Instructions to follow: Each entry has to be copied exactly, with nothing missed.

Extracted records:
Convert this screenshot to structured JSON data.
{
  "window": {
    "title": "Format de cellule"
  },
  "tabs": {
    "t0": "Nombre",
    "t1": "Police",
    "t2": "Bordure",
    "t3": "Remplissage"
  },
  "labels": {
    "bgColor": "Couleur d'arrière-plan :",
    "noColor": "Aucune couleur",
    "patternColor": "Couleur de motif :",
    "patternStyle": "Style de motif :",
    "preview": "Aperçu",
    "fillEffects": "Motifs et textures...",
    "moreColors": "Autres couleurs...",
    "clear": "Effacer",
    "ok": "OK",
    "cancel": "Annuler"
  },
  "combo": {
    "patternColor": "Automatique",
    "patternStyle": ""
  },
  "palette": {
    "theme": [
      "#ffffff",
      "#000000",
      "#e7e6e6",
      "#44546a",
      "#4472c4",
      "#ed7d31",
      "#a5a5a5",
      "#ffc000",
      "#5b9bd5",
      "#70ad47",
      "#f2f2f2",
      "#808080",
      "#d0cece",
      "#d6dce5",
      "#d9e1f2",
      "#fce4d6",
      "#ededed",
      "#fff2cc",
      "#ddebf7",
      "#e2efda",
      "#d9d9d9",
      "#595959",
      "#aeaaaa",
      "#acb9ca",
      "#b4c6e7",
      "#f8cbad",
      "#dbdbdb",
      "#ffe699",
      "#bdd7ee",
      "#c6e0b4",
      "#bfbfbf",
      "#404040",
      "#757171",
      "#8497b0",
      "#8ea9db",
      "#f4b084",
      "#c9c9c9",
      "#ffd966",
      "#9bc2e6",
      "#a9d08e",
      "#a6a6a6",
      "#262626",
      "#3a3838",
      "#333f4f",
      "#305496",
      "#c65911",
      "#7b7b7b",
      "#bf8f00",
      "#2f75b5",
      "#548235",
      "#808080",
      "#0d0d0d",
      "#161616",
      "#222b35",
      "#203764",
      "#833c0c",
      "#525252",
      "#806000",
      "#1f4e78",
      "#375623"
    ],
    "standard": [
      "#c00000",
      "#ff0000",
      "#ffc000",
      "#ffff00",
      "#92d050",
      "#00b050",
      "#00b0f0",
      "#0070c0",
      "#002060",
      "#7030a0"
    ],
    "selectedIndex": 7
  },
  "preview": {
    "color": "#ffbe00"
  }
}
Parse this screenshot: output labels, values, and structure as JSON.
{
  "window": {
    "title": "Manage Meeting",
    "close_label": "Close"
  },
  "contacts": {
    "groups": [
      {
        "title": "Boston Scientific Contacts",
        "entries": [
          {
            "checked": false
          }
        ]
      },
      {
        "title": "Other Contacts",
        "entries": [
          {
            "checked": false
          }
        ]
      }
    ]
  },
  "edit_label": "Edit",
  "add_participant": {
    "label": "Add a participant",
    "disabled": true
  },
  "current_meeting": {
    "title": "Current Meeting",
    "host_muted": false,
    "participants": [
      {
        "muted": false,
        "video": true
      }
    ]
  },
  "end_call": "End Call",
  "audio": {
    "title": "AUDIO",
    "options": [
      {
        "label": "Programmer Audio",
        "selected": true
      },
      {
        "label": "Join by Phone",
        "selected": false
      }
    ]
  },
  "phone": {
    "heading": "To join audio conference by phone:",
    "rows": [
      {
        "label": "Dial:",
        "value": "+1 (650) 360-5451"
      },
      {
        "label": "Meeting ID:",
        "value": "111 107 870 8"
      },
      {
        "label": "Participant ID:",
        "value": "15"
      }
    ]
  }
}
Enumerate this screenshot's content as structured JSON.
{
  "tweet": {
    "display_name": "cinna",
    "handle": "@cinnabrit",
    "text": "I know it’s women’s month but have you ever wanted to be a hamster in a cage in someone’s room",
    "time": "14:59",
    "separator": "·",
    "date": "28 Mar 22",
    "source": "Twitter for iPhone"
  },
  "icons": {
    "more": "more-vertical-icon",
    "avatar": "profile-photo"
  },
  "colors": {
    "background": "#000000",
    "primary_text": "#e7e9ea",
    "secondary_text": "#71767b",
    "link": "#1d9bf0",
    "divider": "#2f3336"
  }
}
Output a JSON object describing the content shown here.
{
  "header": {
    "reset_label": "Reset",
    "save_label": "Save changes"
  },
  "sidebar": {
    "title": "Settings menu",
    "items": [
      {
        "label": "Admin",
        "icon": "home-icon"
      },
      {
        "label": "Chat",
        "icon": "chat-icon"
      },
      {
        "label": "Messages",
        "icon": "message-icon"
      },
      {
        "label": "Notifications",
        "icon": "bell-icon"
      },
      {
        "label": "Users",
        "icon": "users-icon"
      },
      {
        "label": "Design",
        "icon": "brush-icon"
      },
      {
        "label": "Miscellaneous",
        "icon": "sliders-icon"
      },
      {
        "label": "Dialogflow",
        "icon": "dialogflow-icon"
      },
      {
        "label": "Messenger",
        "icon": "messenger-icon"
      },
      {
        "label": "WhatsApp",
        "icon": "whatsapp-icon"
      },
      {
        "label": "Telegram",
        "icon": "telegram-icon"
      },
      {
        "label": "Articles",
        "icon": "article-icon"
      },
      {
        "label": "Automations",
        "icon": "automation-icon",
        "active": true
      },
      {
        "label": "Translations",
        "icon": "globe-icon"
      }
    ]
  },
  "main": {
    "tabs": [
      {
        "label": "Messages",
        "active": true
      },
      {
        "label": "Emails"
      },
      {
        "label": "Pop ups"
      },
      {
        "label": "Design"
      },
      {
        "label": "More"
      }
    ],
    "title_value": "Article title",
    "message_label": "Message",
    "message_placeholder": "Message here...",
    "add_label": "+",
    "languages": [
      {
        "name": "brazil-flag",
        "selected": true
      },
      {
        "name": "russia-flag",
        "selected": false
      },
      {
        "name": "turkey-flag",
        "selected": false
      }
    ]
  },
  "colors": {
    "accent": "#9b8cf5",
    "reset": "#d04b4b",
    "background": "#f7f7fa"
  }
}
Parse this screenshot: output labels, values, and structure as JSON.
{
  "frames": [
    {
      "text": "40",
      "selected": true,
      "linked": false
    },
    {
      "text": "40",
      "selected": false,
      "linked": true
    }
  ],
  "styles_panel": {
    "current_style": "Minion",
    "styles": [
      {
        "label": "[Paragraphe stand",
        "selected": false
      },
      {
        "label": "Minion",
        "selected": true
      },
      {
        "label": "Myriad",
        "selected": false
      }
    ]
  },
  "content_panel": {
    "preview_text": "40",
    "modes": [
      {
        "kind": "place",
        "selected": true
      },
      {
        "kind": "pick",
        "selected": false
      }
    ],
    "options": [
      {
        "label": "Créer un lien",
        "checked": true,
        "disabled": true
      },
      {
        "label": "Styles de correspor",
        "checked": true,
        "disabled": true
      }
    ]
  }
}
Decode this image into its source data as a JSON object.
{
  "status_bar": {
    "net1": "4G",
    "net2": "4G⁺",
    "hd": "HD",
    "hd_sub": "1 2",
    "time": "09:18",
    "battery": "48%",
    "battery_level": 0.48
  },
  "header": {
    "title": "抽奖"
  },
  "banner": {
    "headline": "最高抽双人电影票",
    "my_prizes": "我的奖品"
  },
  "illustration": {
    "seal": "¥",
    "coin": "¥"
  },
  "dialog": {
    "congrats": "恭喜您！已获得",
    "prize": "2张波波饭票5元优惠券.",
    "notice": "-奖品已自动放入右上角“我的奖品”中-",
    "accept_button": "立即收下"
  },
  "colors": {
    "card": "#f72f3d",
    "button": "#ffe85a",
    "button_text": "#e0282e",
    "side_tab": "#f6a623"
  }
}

Expected answer:
Convert this screenshot to structured JSON data.
{
  "window": {
    "title": "Format de cellule"
  },
  "tabs": {
    "t0": "Nombre",
    "t1": "Police",
    "t2": "Bordure",
    "t3": "Remplissage"
  },
  "labels": {
    "bgColor": "Couleur d'arrière-plan :",
    "noColor": "Aucune couleur",
    "patternColor": "Couleur de motif :",
    "patternStyle": "Style de motif :",
    "preview": "Aperçu",
    "fillEffects": "Motifs et textures...",
    "moreColors": "Autres couleurs...",
    "clear": "Effacer",
    "ok": "OK",
    "cancel": "Annuler"
  },
  "combo": {
    "patternColor": "Automatique",
    "patternStyle": ""
  },
  "palette": {
    "theme": [
      "#ffffff",
      "#000000",
      "#e7e6e6",
      "#44546a",
      "#4472c4",
      "#ed7d31",
      "#a5a5a5",
      "#ffc000",
      "#5b9bd5",
      "#70ad47",
      "#f2f2f2",
      "#808080",
      "#d0cece",
      "#d6dce5",
      "#d9e1f2",
      "#fce4d6",
      "#ededed",
      "#fff2cc",
      "#ddebf7",
      "#e2efda",
      "#d9d9d9",
      "#595959",
      "#aeaaaa",
      "#acb9ca",
      "#b4c6e7",
      "#f8cbad",
      "#dbdbdb",
      "#ffe699",
      "#bdd7ee",
      "#c6e0b4",
      "#bfbfbf",
      "#404040",
      "#757171",
      "#8497b0",
      "#8ea9db",
      "#f4b084",
      "#c9c9c9",
      "#ffd966",
      "#9bc2e6",
      "#a9d08e",
      "#a6a6a6",
      "#262626",
      "#3a3838",
      "#333f4f",
      "#305496",
      "#c65911",
      "#7b7b7b",
      "#bf8f00",
      "#2f75b5",
      "#548235",
      "#808080",
      "#0d0d0d",
      "#161616",
      "#222b35",
      "#203764",
      "#833c0c",
      "#525252",
      "#806000",
      "#1f4e78",
      "#375623"
    ],
    "standard": [
      "#c00000",
      "#ff0000",
      "#ffc000",
      "#ffff00",
      "#92d050",
      "#00b050",
      "#00b0f0",
      "#0070c0",
      "#002060",
      "#7030a0"
    ],
    "selectedIndex": 7
  },
  "preview": {
    "color": "#ffbe00"
  }
}
Parse this screenshot: output labels, values, and structure as JSON.
{
  "window": {
    "title": "Manage Meeting",
    "close_label": "Close"
  },
  "contacts": {
    "groups": [
      {
        "title": "Boston Scientific Contacts",
        "entries": [
          {
            "checked": false
          }
        ]
      },
      {
        "title": "Other Contacts",
        "entries": [
          {
            "checked": false
          }
        ]
      }
    ]
  },
  "edit_label": "Edit",
  "add_participant": {
    "label": "Add a participant",
    "disabled": true
  },
  "current_meeting": {
    "title": "Current Meeting",
    "host_muted": false,
    "participants": [
      {
        "muted": false,
        "video": true
      }
    ]
  },
  "end_call": "End Call",
  "audio": {
    "title": "AUDIO",
    "options": [
      {
        "label": "Programmer Audio",
        "selected": true
      },
      {
        "label": "Join by Phone",
        "selected": false
      }
    ]
  },
  "phone": {
    "heading": "To join audio conference by phone:",
    "rows": [
      {
        "label": "Dial:",
        "value": "+1 (650) 360-5451"
      },
      {
        "label": "Meeting ID:",
        "value": "111 107 870 8"
      },
      {
        "label": "Participant ID:",
        "value": "15"
      }
    ]
  }
}
Enumerate this screenshot's content as structured JSON.
{
  "tweet": {
    "display_name": "cinna",
    "handle": "@cinnabrit",
    "text": "I know it’s women’s month but have you ever wanted to be a hamster in a cage in someone’s room",
    "time": "14:59",
    "separator": "·",
    "date": "28 Mar 22",
    "source": "Twitter for iPhone"
  },
  "icons": {
    "more": "more-vertical-icon",
    "avatar": "profile-photo"
  },
  "colors": {
    "background": "#000000",
    "primary_text": "#e7e9ea",
    "secondary_text": "#71767b",
    "link": "#1d9bf0",
    "divider": "#2f3336"
  }
}
Output a JSON object describing the content shown here.
{
  "header": {
    "reset_label": "Reset",
    "save_label": "Save changes"
  },
  "sidebar": {
    "title": "Settings menu",
    "items": [
      {
        "label": "Admin",
        "icon": "home-icon"
      },
      {
        "label": "Chat",
        "icon": "chat-icon"
      },
      {
        "label": "Messages",
        "icon": "message-icon"
      },
      {
        "label": "Notifications",
        "icon": "bell-icon"
      },
      {
        "label": "Users",
        "icon": "users-icon"
      },
      {
        "label": "Design",
        "icon": "brush-icon"
      },
      {
        "label": "Miscellaneous",
        "icon": "sliders-icon"
      },
      {
        "label": "Dialogflow",
        "icon": "dialogflow-icon"
      },
      {
        "label": "Messenger",
        "icon": "messenger-icon"
      },
      {
        "label": "WhatsApp",
        "icon": "whatsapp-icon"
      },
      {
        "label": "Telegram",
        "icon": "telegram-icon"
      },
      {
        "label": "Articles",
        "icon": "article-icon"
      },
      {
        "label": "Automations",
        "icon": "automation-icon",
        "active": true
      },
      {
        "label": "Translations",
        "icon": "globe-icon"
      }
    ]
  },
  "main": {
    "tabs": [
      {
        "label": "Messages",
        "active": true
      },
      {
        "label": "Emails"
      },
      {
        "label": "Pop ups"
      },
      {
        "label": "Design"
      },
      {
        "label": "More"
      }
    ],
    "title_value": "Article title",
    "message_label": "Message",
    "message_placeholder": "Message here...",
    "add_label": "+",
    "languages": [
      {
        "name": "brazil-flag",
        "selected": true
      },
      {
        "name": "russia-flag",
        "selected": false
      },
      {
        "name": "turkey-flag",
        "selected": false
      }
    ]
  },
  "colors": {
    "accent": "#9b8cf5",
    "reset": "#d04b4b",
    "background": "#f7f7fa"
  }
}
Parse this screenshot: output labels, values, and structure as JSON.
{
  "frames": [
    {
      "text": "40",
      "selected": true,
      "linked": false
    },
    {
      "text": "40",
      "selected": false,
      "linked": true
    }
  ],
  "styles_panel": {
    "current_style": "Minion",
    "styles": [
      {
        "label": "[Paragraphe stand",
        "selected": false
      },
      {
        "label": "Minion",
        "selected": true
      },
      {
        "label": "Myriad",
        "selected": false
      }
    ]
  },
  "content_panel": {
    "preview_text": "40",
    "modes": [
      {
        "kind": "place",
        "selected": true
      },
      {
        "kind": "pick",
        "selected": false
      }
    ],
    "options": [
      {
        "label": "Créer un lien",
        "checked": true,
        "disabled": true
      },
      {
        "label": "Styles de correspor",
        "checked": true,
        "disabled": true
      }
    ]
  }
}
Decode this image into its source data as a JSON object.
{
  "status_bar": {
    "net1": "4G",
    "net2": "4G⁺",
    "hd": "HD",
    "hd_sub": "1 2",
    "time": "09:18",
    "battery": "48%",
    "battery_level": 0.48
  },
  "header": {
    "title": "抽奖"
  },
  "banner": {
    "headline": "最高抽双人电影票",
    "my_prizes": "我的奖品"
  },
  "illustration": {
    "seal": "¥",
    "coin": "¥"
  },
  "dialog": {
    "congrats": "恭喜您！已获得",
    "prize": "2张波波饭票5元优惠券.",
    "notice": "-奖品已自动放入右上角“我的奖品”中-",
    "accept_button": "立即收下"
  },
  "colors": {
    "card": "#f72f3d",
    "button": "#ffe85a",
    "button_text": "#e0282e",
    "side_tab": "#f6a623"
  }
}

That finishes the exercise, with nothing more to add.